## Task goal
Print out the material that follows word for word.

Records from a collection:
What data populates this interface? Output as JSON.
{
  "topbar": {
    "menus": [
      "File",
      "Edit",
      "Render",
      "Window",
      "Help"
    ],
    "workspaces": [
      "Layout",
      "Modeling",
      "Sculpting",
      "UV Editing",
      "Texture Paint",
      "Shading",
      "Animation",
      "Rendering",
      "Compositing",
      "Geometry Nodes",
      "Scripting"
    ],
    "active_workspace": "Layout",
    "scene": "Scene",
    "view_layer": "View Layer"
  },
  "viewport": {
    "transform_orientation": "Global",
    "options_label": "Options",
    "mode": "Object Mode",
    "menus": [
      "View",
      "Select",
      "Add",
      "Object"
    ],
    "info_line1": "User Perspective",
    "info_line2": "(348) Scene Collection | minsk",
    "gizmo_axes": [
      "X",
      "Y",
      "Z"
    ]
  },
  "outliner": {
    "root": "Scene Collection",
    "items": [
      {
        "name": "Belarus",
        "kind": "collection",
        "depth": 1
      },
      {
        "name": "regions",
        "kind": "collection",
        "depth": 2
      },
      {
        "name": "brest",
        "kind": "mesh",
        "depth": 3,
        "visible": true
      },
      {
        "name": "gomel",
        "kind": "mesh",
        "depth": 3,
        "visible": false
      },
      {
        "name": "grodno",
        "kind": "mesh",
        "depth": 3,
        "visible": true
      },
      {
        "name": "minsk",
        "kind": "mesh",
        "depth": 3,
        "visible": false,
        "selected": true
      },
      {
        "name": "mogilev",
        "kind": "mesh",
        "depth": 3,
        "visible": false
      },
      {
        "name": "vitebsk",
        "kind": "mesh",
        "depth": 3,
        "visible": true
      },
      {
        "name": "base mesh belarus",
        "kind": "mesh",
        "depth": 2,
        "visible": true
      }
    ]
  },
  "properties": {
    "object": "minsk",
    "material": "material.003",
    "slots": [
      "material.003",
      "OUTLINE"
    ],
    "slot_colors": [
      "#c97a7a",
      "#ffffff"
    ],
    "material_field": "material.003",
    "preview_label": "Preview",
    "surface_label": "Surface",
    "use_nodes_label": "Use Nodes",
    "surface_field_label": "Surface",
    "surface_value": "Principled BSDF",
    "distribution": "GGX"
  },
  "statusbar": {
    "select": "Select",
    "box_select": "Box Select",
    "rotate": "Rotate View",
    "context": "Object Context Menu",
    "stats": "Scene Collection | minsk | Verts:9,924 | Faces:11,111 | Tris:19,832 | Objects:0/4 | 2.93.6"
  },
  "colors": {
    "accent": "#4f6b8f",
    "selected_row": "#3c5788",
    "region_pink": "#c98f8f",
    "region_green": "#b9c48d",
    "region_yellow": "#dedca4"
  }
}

## Task response
What data populates this interface? Output as JSON.
{
  "topbar": {
    "menus": [
      "File",
      "Edit",
      "Render",
      "Window",
      "Help"
    ],
    "workspaces": [
      "Layout",
      "Modeling",
      "Sculpting",
      "UV Editing",
      "Texture Paint",
      "Shading",
      "Animation",
      "Rendering",
      "Compositing",
      "Geometry Nodes",
      "Scripting"
    ],
    "active_workspace": "Layout",
    "scene": "Scene",
    "view_layer": "View Layer"
  },
  "viewport": {
    "transform_orientation": "Global",
    "options_label": "Options",
    "mode": "Object Mode",
    "menus": [
      "View",
      "Select",
      "Add",
      "Object"
    ],
    "info_line1": "User Perspective",
    "info_line2": "(348) Scene Collection | minsk",
    "gizmo_axes": [
      "X",
      "Y",
      "Z"
    ]
  },
  "outliner": {
    "root": "Scene Collection",
    "items": [
      {
        "name": "Belarus",
        "kind": "collection",
        "depth": 1
      },
      {
        "name": "regions",
        "kind": "collection",
        "depth": 2
      },
      {
        "name": "brest",
        "kind": "mesh",
        "depth": 3,
        "visible": true
      },
      {
        "name": "gomel",
        "kind": "mesh",
        "depth": 3,
        "visible": false
      },
      {
        "name": "grodno",
        "kind": "mesh",
        "depth": 3,
        "visible": true
      },
      {
        "name": "minsk",
        "kind": "mesh",
        "depth": 3,
        "visible": false,
        "selected": true
      },
      {
        "name": "mogilev",
        "kind": "mesh",
        "depth": 3,
        "visible": false
      },
      {
        "name": "vitebsk",
        "kind": "mesh",
        "depth": 3,
        "visible": true
      },
      {
        "name": "base mesh belarus",
        "kind": "mesh",
        "depth": 2,
        "visible": true
      }
    ]
  },
  "properties": {
    "object": "minsk",
    "material": "material.003",
    "slots": [
      "material.003",
      "OUTLINE"
    ],
    "slot_colors": [
      "#c97a7a",
      "#ffffff"
    ],
    "material_field": "material.003",
    "preview_label": "Preview",
    "surface_label": "Surface",
    "use_nodes_label": "Use Nodes",
    "surface_field_label": "Surface",
    "surface_value": "Principled BSDF",
    "distribution": "GGX"
  },
  "statusbar": {
    "select": "Select",
    "box_select": "Box Select",
    "rotate": "Rotate View",
    "context": "Object Context Menu",
    "stats": "Scene Collection | minsk | Verts:9,924 | Faces:11,111 | Tris:19,832 | Objects:0/4 | 2.93.6"
  },
  "colors": {
    "accent": "#4f6b8f",
    "selected_row": "#3c5788",
    "region_pink": "#c98f8f",
    "region_green": "#b9c48d",
    "region_yellow": "#dedca4"
  }
}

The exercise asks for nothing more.